STATED GOAL: Wherever a line in the data below holds "TOTAL", copy that line.

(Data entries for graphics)
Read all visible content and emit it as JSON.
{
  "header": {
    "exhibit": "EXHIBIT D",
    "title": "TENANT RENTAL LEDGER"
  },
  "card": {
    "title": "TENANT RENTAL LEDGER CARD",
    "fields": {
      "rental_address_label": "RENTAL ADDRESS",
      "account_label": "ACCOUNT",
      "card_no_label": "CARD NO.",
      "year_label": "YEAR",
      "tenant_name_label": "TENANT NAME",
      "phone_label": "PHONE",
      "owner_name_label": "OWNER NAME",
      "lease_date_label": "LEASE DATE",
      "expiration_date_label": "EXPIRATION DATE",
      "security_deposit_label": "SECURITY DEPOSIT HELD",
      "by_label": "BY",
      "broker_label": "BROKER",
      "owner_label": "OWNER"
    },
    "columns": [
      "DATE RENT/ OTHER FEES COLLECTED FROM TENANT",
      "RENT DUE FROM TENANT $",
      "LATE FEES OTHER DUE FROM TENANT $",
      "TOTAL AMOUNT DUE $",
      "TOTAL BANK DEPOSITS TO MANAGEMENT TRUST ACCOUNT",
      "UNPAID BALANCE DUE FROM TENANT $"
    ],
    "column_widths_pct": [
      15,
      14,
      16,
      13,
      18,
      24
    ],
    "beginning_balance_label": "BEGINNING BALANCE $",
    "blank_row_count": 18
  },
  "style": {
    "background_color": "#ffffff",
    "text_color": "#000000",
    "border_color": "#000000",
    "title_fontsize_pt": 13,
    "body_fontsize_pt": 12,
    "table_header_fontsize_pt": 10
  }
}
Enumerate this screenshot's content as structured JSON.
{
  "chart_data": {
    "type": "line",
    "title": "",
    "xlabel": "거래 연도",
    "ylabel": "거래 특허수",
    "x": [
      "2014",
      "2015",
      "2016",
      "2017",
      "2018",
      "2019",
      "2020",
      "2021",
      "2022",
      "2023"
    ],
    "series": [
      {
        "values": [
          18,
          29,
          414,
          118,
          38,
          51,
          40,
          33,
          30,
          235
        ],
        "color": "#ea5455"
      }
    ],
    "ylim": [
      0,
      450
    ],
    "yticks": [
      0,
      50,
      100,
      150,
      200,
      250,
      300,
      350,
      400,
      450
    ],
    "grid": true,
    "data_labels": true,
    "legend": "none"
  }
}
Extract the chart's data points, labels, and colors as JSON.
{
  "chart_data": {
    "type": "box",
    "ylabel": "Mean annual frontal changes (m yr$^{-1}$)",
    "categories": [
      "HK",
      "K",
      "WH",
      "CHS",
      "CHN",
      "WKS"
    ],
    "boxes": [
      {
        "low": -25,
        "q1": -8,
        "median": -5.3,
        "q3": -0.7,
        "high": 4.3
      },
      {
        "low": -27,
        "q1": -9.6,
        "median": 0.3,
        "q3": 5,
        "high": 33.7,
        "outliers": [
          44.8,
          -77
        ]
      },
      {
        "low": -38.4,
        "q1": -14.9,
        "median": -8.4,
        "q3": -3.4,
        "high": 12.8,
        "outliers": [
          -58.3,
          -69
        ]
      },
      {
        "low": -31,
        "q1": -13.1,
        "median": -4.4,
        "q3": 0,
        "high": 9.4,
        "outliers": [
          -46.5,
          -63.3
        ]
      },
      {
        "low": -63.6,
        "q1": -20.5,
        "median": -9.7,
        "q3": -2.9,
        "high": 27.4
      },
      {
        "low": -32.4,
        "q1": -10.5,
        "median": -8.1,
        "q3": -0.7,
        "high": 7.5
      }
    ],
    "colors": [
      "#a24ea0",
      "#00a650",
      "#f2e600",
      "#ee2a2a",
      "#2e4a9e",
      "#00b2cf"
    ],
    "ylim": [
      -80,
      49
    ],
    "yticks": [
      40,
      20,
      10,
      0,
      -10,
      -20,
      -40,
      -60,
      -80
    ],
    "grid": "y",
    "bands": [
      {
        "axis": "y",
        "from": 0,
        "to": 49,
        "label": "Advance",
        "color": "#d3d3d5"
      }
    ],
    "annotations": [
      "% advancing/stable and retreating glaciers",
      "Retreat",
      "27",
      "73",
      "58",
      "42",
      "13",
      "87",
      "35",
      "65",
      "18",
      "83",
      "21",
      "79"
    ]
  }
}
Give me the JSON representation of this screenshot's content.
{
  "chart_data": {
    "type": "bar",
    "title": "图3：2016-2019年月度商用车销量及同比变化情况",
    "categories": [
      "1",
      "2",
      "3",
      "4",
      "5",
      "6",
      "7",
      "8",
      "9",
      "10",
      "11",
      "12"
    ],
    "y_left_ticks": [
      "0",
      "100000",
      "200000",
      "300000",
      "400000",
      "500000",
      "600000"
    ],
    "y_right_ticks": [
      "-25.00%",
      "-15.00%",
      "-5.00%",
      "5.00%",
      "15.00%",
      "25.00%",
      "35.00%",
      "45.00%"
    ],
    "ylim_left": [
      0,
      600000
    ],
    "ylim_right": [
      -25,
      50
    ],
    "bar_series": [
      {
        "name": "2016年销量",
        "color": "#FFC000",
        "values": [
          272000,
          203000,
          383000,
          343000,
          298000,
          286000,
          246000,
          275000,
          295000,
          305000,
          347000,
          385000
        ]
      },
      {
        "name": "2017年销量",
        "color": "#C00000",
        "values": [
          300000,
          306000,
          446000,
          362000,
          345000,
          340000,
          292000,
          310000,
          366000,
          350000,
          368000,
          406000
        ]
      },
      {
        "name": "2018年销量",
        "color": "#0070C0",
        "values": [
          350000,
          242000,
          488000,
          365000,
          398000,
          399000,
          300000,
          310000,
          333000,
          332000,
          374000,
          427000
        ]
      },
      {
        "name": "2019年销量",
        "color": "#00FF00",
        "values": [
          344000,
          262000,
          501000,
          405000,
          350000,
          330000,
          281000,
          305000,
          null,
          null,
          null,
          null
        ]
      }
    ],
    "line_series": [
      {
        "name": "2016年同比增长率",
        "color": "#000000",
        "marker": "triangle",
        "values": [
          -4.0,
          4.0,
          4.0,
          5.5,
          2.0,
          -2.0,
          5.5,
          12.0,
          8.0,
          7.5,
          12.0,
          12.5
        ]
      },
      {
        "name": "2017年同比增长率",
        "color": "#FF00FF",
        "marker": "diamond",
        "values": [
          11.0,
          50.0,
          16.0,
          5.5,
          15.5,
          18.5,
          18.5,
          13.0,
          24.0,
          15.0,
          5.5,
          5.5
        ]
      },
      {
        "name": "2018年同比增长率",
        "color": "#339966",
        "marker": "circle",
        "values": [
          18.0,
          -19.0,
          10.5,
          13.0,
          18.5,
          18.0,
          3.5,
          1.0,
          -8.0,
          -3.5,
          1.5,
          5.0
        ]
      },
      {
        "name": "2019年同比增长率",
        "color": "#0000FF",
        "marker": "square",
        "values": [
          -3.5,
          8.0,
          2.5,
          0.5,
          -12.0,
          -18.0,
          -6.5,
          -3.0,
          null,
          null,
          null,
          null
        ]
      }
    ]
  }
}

SOLVED EXERCISE:
      "TOTAL AMOUNT DUE $",
      "TOTAL BANK DEPOSITS TO MANAGEMENT TRUST ACCOUNT",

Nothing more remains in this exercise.